» Directions for this task: Scan the data beneath this task and copy each line that includes "nooit".

» Dataset items:
▼

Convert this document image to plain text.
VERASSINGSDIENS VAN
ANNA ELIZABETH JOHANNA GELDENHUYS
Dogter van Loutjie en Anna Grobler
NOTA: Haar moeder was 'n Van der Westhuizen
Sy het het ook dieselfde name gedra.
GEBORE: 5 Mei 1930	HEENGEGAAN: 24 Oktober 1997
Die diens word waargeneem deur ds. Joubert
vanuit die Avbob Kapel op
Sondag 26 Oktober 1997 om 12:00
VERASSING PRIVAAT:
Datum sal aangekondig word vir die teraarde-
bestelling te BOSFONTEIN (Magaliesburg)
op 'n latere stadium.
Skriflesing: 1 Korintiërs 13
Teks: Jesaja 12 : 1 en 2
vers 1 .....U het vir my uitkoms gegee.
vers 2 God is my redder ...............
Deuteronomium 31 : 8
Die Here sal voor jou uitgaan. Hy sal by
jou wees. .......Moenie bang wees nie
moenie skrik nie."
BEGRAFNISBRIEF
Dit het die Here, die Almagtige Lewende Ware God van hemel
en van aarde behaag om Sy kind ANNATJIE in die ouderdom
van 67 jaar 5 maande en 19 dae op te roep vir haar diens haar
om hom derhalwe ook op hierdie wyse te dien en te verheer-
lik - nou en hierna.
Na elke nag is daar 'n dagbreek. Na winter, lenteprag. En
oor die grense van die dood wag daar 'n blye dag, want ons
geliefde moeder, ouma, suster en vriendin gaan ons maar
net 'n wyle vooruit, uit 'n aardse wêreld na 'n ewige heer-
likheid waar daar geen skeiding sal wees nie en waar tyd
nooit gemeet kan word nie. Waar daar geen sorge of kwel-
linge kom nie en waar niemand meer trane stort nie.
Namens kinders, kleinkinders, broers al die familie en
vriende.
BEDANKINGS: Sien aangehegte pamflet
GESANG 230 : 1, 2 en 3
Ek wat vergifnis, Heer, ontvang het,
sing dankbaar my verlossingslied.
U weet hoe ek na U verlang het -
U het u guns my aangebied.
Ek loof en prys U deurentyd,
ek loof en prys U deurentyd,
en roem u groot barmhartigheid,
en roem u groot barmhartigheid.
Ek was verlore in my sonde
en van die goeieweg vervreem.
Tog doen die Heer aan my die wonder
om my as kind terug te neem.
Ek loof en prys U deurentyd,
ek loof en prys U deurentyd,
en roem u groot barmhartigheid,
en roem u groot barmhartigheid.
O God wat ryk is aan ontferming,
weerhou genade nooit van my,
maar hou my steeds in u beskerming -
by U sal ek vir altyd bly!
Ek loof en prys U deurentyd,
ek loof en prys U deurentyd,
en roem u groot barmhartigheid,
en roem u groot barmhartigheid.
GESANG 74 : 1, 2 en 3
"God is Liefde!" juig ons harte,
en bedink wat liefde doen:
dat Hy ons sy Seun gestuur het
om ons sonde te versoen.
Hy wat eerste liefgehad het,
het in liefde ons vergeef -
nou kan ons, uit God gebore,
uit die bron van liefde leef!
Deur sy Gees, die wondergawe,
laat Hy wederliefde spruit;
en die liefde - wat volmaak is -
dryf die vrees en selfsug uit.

▲

» Correct response:
nooit gemeet kan word nie. Waar daar geen sorge of kwel-
weerhou genade nooit van my,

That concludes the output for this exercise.